start Given data

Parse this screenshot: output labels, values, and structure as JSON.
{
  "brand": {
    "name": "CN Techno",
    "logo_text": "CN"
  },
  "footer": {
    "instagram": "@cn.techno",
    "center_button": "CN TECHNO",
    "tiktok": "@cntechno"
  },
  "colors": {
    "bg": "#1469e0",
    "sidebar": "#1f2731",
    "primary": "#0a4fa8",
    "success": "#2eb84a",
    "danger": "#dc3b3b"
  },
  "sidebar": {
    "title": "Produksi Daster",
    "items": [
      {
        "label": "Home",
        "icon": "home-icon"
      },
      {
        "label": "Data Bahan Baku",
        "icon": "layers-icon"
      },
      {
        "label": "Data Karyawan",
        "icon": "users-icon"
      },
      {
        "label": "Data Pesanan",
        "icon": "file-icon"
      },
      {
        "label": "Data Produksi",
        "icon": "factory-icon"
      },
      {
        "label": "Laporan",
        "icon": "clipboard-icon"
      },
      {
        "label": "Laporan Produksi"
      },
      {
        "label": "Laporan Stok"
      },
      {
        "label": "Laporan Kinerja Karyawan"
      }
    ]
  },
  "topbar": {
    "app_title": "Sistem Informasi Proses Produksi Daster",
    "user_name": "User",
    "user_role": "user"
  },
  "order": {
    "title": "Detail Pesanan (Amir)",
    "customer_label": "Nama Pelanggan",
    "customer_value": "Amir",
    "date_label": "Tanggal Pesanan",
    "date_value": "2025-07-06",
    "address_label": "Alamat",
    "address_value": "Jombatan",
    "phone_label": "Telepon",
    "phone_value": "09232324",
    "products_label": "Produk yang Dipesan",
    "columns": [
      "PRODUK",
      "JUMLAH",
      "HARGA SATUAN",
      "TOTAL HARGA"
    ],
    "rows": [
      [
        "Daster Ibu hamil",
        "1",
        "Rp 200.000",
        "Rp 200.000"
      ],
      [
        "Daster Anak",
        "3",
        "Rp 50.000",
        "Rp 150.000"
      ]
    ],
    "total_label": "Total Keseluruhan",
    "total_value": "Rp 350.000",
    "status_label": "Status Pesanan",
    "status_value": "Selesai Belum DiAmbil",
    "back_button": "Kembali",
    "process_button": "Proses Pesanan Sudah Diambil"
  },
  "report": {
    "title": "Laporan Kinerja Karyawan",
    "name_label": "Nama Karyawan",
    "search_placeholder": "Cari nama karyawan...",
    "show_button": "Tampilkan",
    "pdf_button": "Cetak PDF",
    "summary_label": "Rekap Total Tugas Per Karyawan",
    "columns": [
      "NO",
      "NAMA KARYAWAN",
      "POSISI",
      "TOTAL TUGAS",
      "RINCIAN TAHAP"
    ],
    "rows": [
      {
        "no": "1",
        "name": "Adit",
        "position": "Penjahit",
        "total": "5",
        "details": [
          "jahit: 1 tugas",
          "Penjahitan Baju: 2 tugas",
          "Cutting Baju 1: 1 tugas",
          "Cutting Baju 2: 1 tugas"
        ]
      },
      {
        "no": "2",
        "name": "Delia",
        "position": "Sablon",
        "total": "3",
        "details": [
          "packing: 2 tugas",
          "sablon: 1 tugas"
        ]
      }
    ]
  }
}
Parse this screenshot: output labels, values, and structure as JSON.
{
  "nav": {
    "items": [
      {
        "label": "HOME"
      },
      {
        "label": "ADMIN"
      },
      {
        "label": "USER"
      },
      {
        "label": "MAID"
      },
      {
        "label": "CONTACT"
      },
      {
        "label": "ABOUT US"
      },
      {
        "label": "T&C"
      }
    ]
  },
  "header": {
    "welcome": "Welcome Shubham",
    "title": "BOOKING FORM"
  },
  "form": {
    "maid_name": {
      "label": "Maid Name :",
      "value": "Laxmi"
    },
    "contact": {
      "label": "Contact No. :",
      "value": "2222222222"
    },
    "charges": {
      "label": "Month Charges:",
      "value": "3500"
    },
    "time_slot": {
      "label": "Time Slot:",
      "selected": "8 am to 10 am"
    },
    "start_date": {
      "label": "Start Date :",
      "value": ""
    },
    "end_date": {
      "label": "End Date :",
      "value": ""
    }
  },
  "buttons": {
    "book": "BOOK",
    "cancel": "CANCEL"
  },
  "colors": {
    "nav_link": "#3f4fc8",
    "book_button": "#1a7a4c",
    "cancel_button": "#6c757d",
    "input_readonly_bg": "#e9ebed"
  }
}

end Given data

- _Written exercise_: Read the entries and select each line where the word "Pesanan" is found.

- _Solution for this problem_:
        "label": "Data Pesanan",
    "title": "Detail Pesanan (Amir)",
    "date_label": "Tanggal Pesanan",
    "status_label": "Status Pesanan",
    "process_button": "Proses Pesanan Sudah Diambil"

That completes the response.